▸ **Work to be completed**
How many lines of the entries below include the word "examens"? Answer with the number alone.

--- start of Records to use ---

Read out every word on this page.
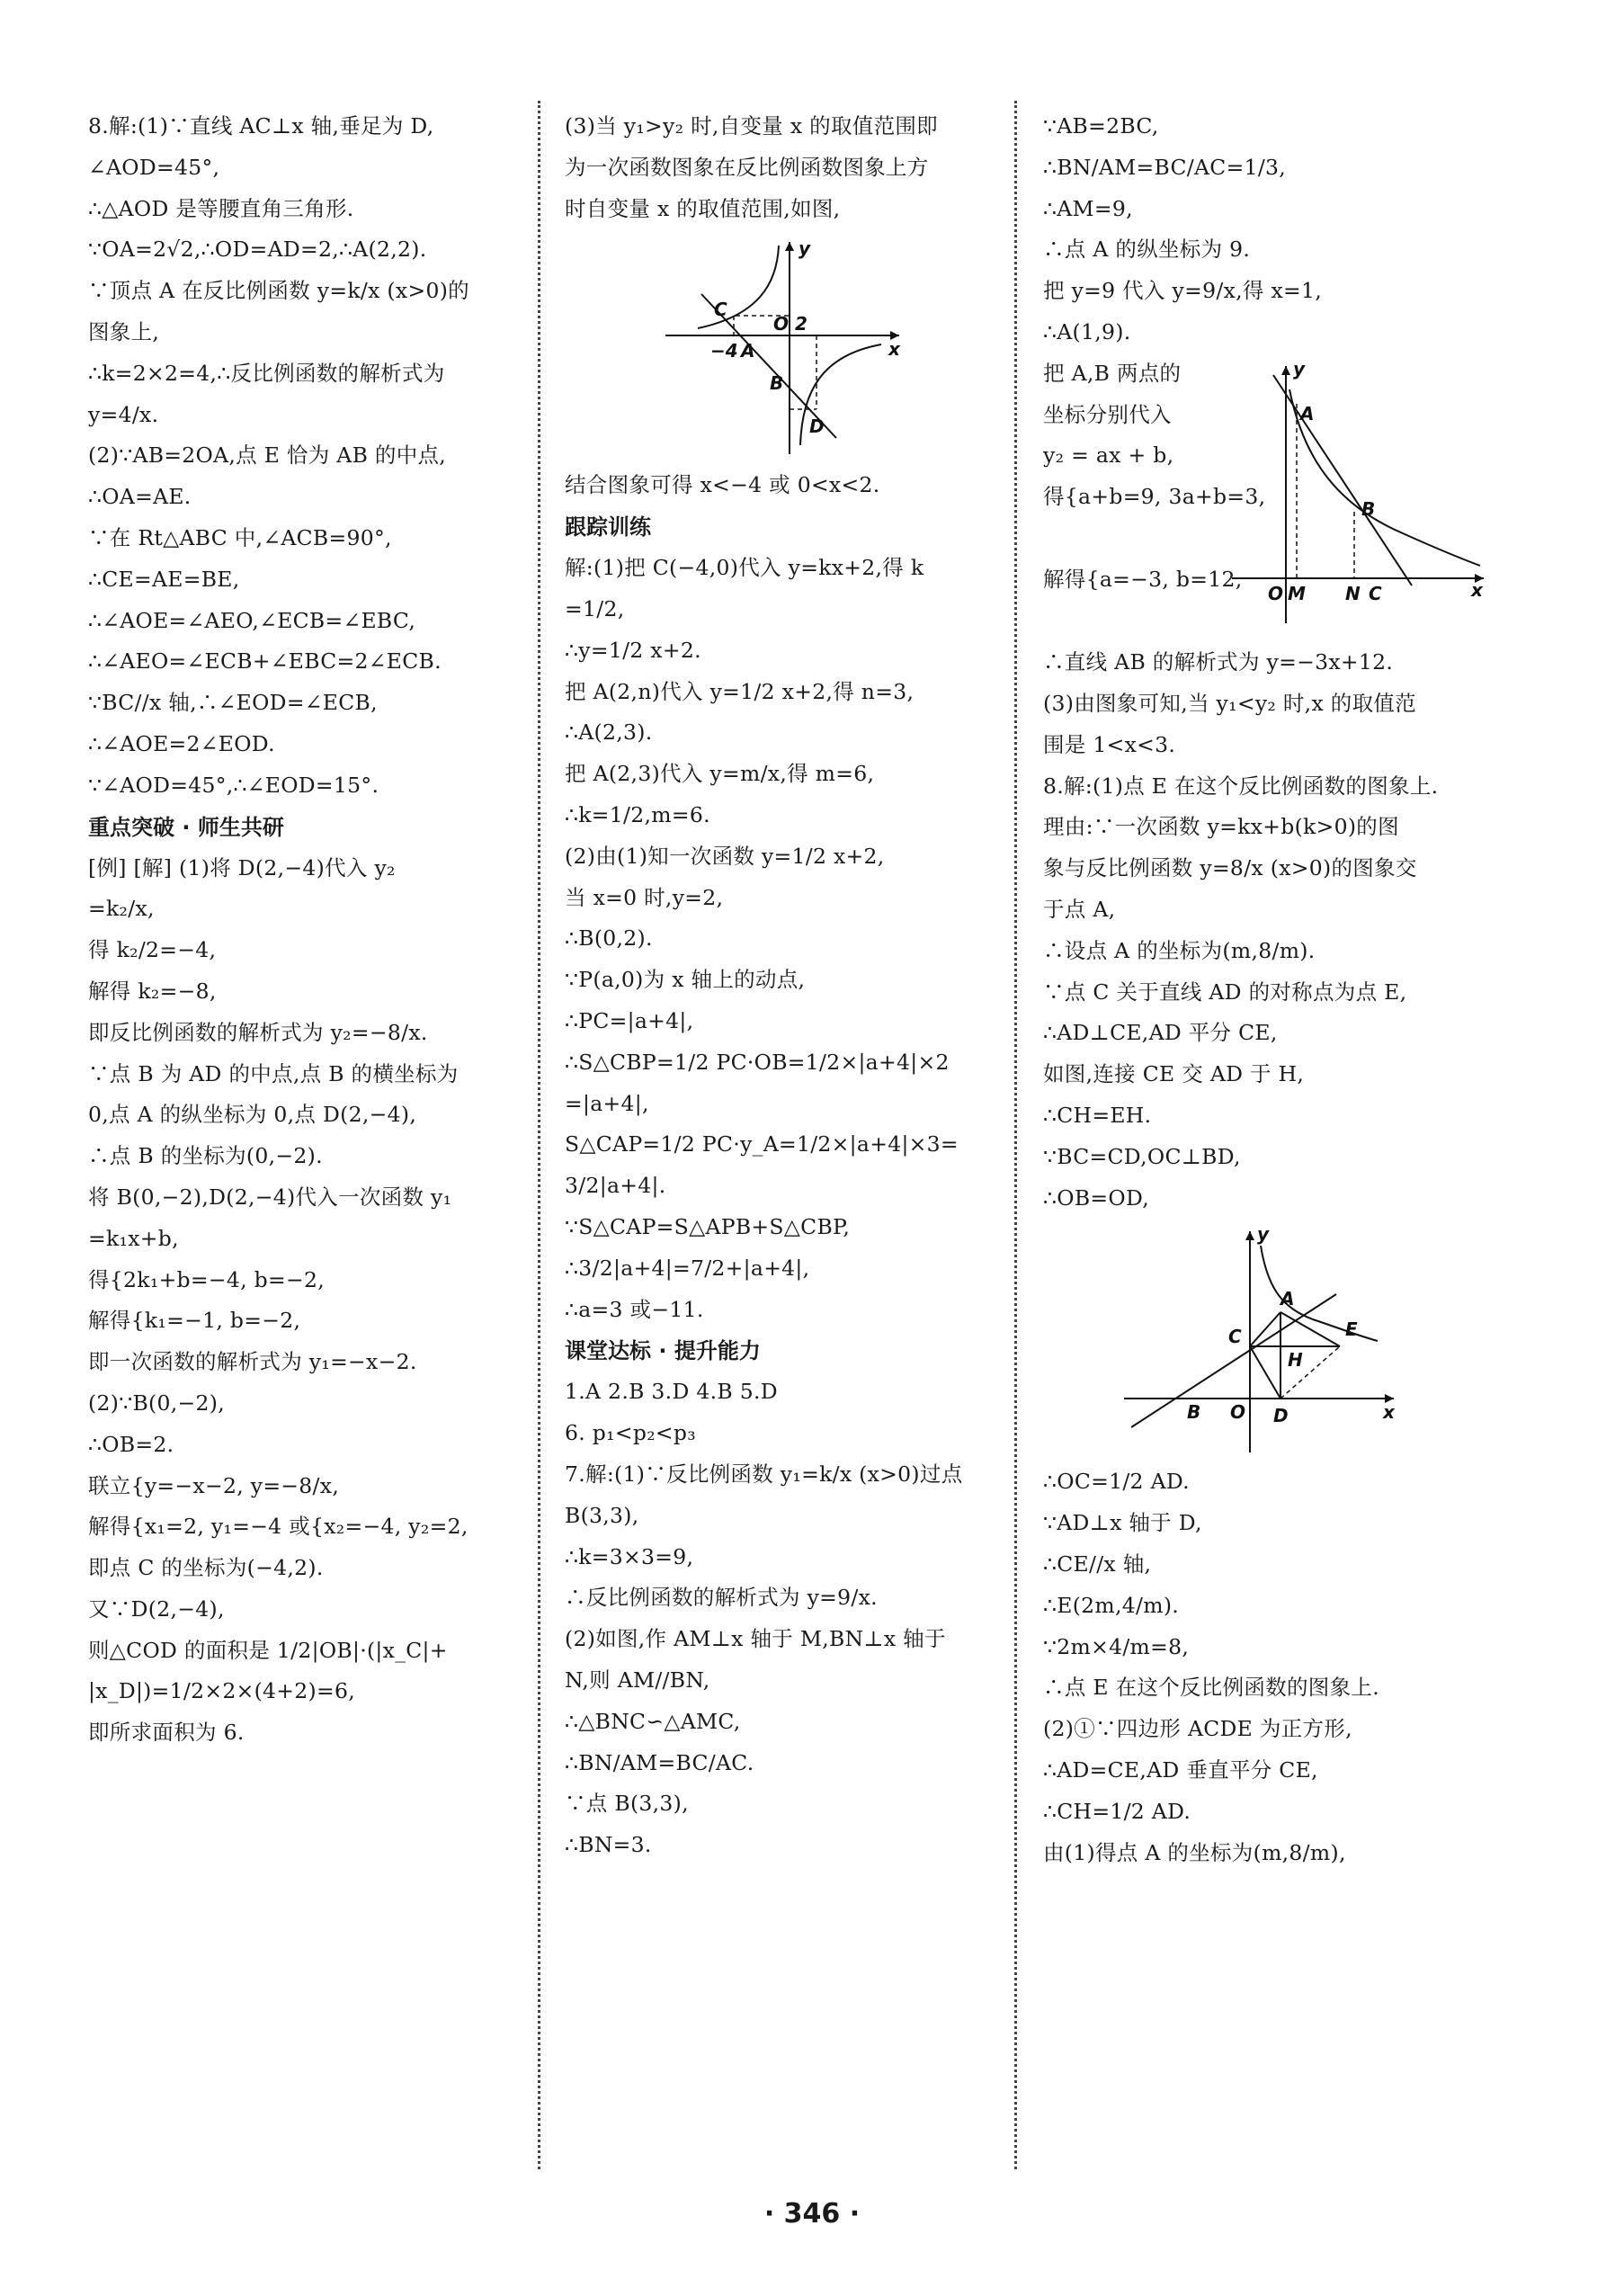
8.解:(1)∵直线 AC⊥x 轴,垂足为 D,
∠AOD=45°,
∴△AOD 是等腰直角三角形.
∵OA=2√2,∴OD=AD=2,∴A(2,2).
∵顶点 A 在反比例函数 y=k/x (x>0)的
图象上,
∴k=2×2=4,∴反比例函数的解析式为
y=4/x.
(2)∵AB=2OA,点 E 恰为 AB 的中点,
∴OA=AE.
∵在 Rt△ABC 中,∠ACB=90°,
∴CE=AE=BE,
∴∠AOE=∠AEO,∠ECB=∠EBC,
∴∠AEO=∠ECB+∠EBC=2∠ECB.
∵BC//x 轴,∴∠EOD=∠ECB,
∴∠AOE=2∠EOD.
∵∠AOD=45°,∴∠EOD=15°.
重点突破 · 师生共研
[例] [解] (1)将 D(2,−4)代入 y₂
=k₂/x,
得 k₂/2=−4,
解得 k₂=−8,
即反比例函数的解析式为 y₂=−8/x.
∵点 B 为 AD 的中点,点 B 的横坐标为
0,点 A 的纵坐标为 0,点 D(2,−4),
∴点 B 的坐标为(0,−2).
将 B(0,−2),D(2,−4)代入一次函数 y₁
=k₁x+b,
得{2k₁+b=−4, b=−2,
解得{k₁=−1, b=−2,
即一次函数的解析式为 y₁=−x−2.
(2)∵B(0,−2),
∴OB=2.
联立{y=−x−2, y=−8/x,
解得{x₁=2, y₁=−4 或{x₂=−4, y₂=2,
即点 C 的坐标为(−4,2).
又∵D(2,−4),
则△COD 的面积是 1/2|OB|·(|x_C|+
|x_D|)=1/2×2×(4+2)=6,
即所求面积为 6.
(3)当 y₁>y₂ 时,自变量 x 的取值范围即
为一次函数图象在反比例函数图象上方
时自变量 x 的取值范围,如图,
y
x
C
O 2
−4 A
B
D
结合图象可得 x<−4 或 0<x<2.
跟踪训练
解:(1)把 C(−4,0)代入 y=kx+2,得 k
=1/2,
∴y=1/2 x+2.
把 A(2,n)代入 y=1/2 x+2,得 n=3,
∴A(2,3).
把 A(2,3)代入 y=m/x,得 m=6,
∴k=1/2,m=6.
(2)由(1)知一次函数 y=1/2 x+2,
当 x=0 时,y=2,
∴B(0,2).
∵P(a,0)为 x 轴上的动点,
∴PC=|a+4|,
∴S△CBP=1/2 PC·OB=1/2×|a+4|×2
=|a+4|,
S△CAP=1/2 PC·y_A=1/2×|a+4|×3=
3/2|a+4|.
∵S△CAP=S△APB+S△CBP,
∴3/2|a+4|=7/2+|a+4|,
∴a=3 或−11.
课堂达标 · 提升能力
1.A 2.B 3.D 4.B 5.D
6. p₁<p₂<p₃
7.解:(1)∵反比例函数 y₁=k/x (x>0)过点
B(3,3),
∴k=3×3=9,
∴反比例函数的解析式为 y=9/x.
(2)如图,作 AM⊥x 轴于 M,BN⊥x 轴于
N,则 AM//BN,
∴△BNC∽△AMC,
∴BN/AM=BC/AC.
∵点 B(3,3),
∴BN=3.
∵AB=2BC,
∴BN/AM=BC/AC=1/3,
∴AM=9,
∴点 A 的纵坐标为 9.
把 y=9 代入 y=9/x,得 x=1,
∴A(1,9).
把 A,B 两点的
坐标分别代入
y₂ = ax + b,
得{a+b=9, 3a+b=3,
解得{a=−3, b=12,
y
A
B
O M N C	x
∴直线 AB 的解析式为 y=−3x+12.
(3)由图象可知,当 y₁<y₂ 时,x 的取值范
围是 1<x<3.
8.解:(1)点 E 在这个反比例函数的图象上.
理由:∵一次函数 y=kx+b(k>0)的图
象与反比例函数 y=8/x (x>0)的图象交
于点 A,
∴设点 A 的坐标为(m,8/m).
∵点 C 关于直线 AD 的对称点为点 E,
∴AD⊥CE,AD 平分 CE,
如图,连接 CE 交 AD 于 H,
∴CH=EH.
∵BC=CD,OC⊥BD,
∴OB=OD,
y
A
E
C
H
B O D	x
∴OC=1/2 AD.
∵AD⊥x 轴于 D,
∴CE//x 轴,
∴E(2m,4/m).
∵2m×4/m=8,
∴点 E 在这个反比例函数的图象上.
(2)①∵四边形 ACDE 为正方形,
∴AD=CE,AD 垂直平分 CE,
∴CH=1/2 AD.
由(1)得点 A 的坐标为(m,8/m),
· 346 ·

--- end of Records to use ---
--- start of Records to use ---

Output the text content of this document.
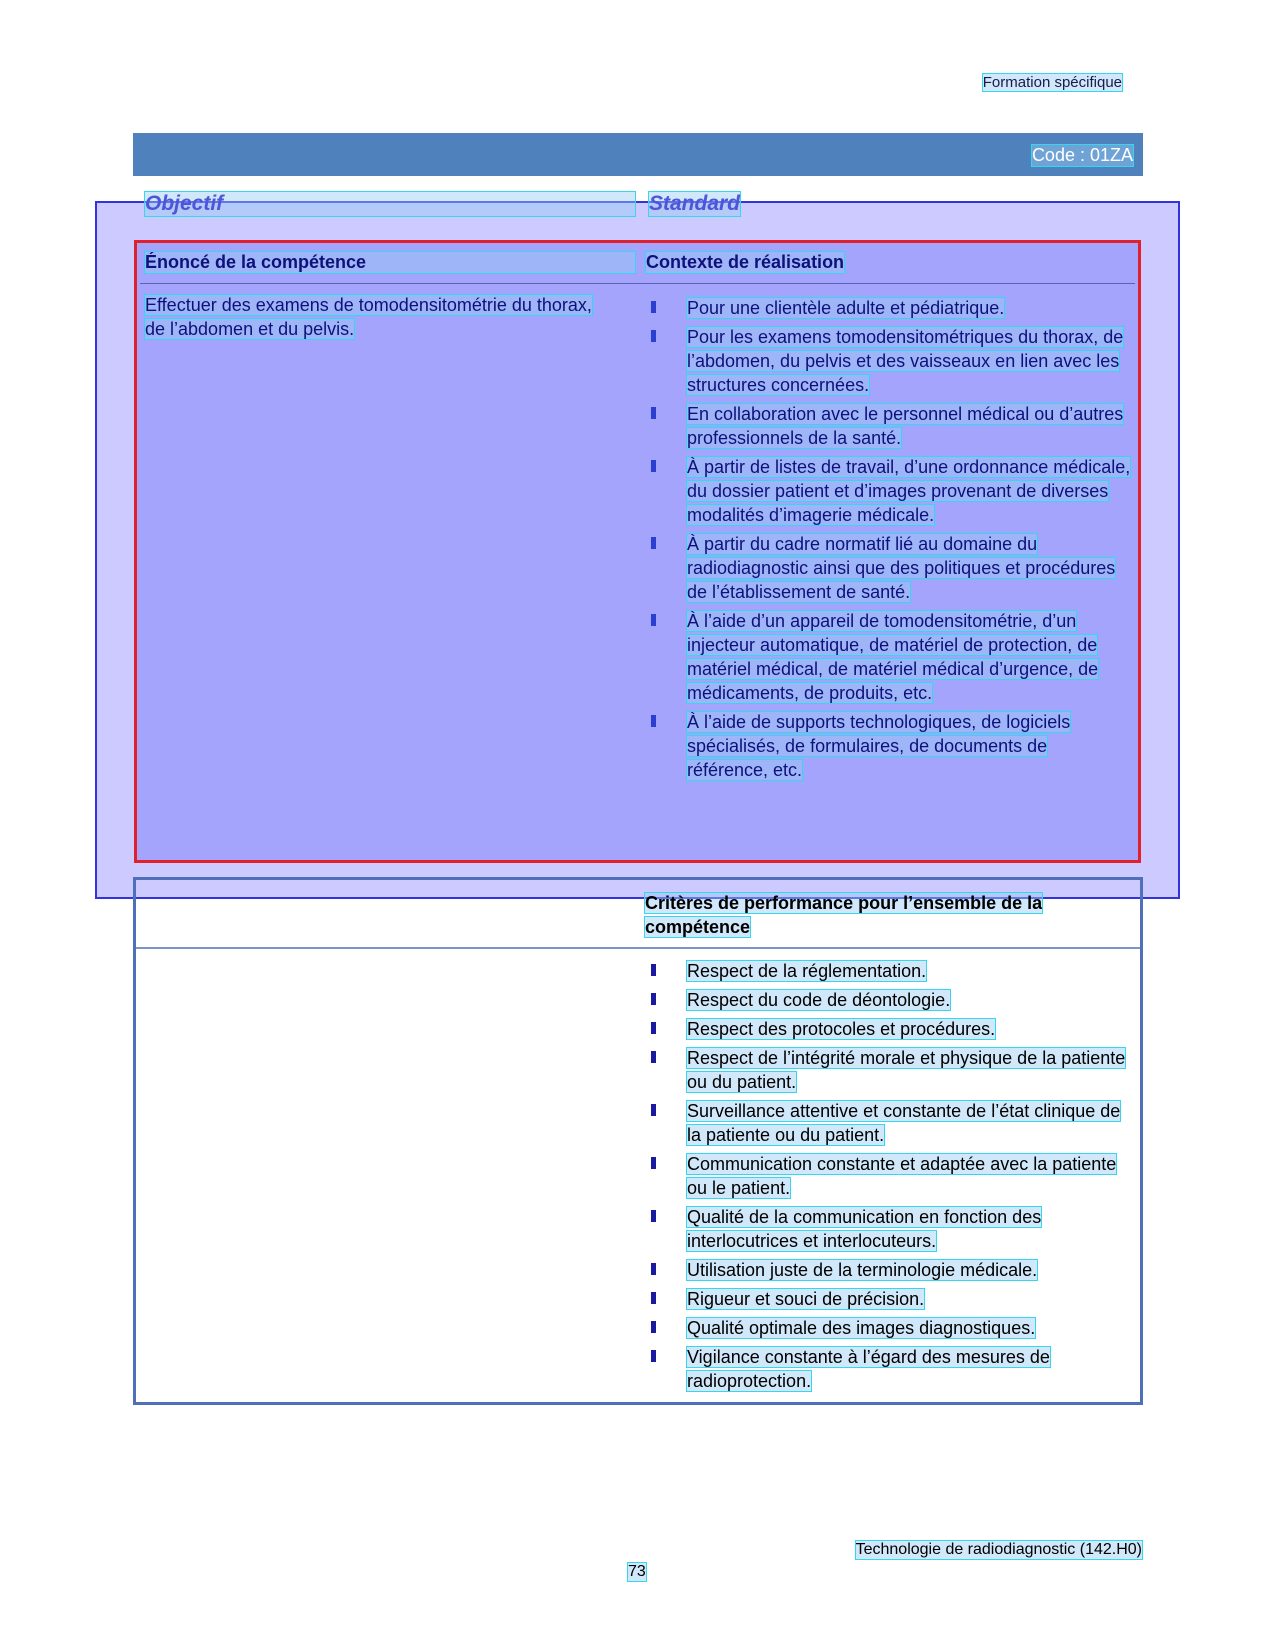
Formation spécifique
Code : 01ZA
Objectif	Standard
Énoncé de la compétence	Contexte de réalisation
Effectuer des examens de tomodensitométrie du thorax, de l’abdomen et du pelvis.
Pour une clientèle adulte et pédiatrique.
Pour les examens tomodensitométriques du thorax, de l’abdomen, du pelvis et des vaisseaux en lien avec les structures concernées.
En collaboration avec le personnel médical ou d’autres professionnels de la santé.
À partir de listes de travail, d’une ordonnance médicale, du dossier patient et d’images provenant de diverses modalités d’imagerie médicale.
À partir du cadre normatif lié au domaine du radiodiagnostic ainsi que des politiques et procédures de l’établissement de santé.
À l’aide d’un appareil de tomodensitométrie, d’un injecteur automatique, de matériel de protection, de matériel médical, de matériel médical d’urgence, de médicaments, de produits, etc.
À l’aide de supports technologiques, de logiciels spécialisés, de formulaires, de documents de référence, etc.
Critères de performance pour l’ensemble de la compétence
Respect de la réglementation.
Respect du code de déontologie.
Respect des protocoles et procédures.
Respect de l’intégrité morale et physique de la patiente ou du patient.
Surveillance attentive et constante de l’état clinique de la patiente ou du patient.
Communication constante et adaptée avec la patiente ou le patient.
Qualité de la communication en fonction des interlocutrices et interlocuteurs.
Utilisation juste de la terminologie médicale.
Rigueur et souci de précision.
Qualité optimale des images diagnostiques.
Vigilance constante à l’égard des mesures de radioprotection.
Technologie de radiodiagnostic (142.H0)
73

--- end of Records to use ---

▸ **Exercise response**
2